• **Dataset entries**:
+---+

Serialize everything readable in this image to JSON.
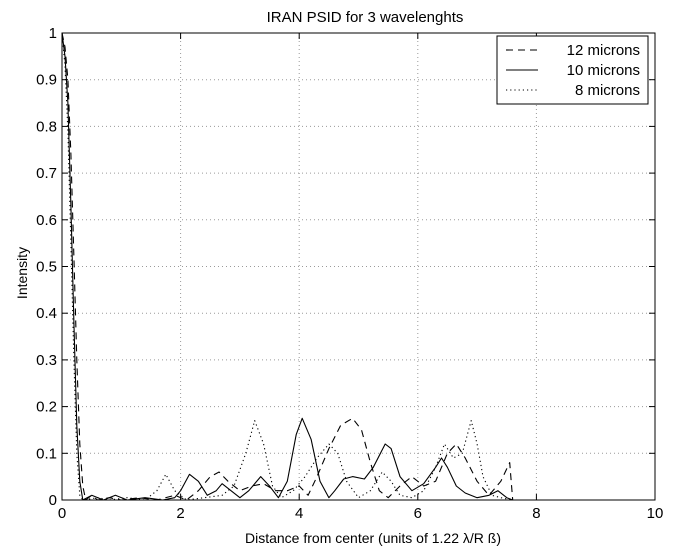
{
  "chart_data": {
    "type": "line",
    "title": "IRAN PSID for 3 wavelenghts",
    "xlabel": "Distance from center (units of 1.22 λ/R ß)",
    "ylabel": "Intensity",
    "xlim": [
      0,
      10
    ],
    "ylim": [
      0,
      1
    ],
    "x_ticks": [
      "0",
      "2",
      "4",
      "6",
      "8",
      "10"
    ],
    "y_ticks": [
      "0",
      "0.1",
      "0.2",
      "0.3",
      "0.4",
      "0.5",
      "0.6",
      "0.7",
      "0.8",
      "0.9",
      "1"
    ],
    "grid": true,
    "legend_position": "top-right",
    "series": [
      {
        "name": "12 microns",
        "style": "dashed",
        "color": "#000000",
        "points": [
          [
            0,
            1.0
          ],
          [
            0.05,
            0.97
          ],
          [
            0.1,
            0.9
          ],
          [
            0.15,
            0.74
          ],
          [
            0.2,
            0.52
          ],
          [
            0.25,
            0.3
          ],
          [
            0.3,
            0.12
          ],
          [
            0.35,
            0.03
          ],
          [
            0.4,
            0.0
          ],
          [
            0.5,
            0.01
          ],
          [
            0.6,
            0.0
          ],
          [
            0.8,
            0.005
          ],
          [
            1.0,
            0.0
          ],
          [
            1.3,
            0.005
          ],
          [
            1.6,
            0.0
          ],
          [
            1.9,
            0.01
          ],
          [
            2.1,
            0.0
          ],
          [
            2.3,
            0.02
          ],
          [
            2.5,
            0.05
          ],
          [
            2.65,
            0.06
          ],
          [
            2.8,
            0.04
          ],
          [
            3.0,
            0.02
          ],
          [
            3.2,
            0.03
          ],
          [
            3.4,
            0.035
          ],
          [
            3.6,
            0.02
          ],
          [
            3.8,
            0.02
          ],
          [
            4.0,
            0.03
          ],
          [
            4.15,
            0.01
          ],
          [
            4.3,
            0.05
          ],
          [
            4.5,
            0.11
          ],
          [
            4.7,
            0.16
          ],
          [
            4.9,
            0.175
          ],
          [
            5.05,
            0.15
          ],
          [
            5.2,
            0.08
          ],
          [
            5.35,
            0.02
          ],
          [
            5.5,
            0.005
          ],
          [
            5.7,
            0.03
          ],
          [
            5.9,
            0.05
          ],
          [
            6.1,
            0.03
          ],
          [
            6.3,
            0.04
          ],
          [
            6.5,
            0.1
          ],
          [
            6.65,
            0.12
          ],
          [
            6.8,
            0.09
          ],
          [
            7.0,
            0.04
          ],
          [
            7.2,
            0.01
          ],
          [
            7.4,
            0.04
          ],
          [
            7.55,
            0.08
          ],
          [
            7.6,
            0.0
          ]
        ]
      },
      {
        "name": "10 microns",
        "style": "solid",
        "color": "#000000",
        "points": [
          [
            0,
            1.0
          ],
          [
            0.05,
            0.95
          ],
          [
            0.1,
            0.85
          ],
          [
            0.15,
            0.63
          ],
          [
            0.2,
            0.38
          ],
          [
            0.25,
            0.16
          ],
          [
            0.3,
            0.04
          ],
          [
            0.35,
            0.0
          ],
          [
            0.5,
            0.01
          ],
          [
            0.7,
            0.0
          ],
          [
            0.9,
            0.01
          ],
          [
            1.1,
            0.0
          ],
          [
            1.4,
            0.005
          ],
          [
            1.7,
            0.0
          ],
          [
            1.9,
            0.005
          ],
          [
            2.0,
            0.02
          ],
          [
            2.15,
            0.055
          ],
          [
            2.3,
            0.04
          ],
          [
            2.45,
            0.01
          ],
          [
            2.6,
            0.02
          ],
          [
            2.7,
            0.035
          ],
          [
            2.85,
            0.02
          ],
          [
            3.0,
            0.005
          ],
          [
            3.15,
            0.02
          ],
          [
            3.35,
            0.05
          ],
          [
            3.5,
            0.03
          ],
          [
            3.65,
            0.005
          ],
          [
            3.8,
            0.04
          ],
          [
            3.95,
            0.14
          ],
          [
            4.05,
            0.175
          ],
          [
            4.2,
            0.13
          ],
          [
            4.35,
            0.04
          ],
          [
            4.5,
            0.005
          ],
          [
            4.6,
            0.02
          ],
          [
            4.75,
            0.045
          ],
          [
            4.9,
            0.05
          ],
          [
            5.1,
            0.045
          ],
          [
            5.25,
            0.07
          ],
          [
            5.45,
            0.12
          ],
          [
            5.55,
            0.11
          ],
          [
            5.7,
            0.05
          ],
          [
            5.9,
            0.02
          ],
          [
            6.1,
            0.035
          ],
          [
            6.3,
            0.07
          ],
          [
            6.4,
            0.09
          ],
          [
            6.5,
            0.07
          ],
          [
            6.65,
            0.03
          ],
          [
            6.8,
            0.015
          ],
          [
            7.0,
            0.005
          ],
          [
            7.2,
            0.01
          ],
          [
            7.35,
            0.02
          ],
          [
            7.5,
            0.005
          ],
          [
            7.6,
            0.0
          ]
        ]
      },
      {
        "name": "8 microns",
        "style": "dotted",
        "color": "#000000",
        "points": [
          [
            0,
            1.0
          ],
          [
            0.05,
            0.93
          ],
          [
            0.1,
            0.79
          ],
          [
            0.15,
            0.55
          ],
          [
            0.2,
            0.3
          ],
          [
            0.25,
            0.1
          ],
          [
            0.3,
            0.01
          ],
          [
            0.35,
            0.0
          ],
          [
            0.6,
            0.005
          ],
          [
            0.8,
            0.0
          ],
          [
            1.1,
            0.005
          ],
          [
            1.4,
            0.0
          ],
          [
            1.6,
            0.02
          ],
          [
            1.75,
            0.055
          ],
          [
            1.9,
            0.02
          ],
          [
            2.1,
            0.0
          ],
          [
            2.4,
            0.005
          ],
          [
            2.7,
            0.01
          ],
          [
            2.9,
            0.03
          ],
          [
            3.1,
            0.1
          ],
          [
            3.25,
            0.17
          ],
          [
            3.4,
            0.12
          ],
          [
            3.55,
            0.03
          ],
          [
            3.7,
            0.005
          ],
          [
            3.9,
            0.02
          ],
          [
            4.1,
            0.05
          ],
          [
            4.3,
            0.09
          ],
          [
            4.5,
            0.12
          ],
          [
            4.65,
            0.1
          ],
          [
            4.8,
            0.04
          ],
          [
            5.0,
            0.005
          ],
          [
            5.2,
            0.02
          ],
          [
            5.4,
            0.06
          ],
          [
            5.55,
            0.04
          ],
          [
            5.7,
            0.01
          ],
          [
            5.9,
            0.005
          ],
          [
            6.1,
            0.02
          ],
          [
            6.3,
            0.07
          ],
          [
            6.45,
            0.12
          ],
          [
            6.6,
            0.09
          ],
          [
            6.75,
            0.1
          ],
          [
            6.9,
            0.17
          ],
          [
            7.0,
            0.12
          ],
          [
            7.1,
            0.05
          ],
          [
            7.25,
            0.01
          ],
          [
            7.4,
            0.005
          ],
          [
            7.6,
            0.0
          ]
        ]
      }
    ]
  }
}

+---+

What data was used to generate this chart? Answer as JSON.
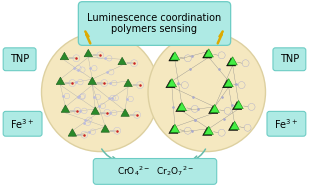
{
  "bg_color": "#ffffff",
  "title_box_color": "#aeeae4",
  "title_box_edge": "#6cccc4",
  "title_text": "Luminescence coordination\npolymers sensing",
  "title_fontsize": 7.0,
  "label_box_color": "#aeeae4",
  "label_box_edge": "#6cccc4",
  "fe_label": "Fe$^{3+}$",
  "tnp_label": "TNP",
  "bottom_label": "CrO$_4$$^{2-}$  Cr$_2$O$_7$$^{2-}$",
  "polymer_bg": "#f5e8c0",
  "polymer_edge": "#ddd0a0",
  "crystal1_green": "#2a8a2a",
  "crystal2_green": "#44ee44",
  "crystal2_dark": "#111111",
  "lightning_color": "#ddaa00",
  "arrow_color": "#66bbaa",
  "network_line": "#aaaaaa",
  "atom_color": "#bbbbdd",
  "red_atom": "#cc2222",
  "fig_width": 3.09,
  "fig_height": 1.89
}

+---+

• **Exercise details**: Search the data above for the word "name", then gather each line in which it appears.

• **Output of the task**:
        "name": "12 microns",
        "name": "10 microns",
        "name": "8 microns",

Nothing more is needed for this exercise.